Stored items:

-- start --

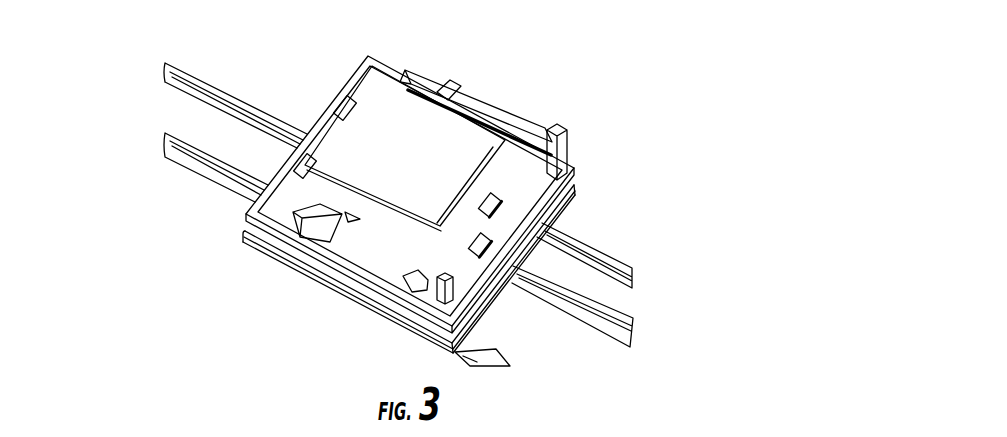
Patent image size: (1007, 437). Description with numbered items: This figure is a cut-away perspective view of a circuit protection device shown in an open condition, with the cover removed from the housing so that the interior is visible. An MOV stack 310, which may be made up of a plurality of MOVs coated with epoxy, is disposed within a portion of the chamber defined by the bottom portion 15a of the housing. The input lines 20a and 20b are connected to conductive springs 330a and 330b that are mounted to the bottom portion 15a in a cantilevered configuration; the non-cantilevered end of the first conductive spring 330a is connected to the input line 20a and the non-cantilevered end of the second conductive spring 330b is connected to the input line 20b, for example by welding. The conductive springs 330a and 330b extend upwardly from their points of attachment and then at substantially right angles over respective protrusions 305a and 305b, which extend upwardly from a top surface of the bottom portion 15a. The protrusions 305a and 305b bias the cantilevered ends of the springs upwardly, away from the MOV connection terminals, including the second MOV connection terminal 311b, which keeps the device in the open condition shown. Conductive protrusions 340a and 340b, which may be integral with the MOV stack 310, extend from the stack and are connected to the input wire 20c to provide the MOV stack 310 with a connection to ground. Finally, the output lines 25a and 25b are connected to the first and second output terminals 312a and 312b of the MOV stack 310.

The bottom portion 15a is at (303, 261).
The input line 20a is at (628, 268).
The input line 20b is at (606, 307).
The input wire 20c is at (498, 348).
The output line 25a is at (206, 104).
The output line 25b is at (166, 142).
The protrusion 305a is at (552, 137).
The protrusion 305b is at (440, 278).
The MOV stack 310 is at (373, 110).
The second MOV connection terminal 311b is at (298, 212).
The first output terminal 312a is at (337, 99).
The second output terminal 312b is at (302, 160).
The first conductive spring 330a is at (467, 97).
The second conductive spring 330b is at (252, 203).
The conductive protrusion 340a is at (502, 207).
The conductive protrusion 340b is at (492, 244).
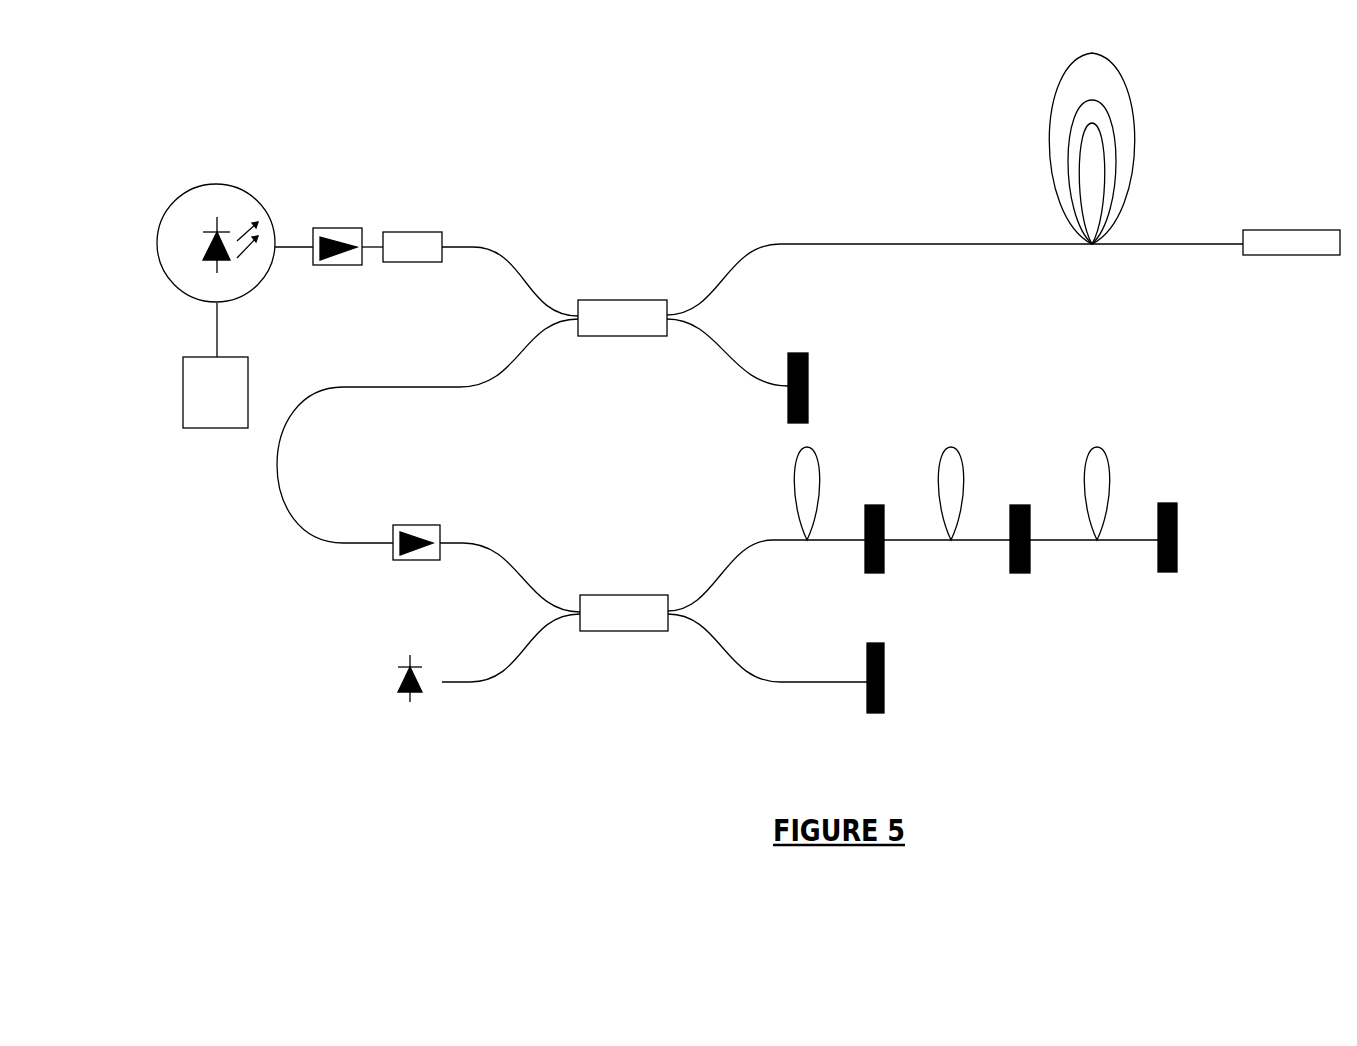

-- end --

- [SET EXERCISE]: Show each line from the rows above that contains the string "spring". Matches must be case-sensitive.

- [EXERCISE RESPONSE]:
Patent image size: (1007, 437). Description with numbered items: This figure is a cut-away perspective view of a circuit protection device shown in an open condition, with the cover removed from the housing so that the interior is visible. An MOV stack 310, which may be made up of a plurality of MOVs coated with epoxy, is disposed within a portion of the chamber defined by the bottom portion 15a of the housing. The input lines 20a and 20b are connected to conductive springs 330a and 330b that are mounted to the bottom portion 15a in a cantilevered configuration; the non-cantilevered end of the first conductive spring 330a is connected to the input line 20a and the non-cantilevered end of the second conductive spring 330b is connected to the input line 20b, for example by welding. The conductive springs 330a and 330b extend upwardly from their points of attachment and then at substantially right angles over respective protrusions 305a and 305b, which extend upwardly from a top surface of the bottom portion 15a. The protrusions 305a and 305b bias the cantilevered ends of the springs upwardly, away from the MOV connection terminals, including the second MOV connection terminal 311b, which keeps the device in the open condition shown. Conductive protrusions 340a and 340b, which may be integral with the MOV stack 310, extend from the stack and are connected to the input wire 20c to provide the MOV stack 310 with a connection to ground. Finally, the output lines 25a and 25b are connected to the first and second output terminals 312a and 312b of the MOV stack 310.
The first conductive spring 330a is at (467, 97).
The second conductive spring 330b is at (252, 203).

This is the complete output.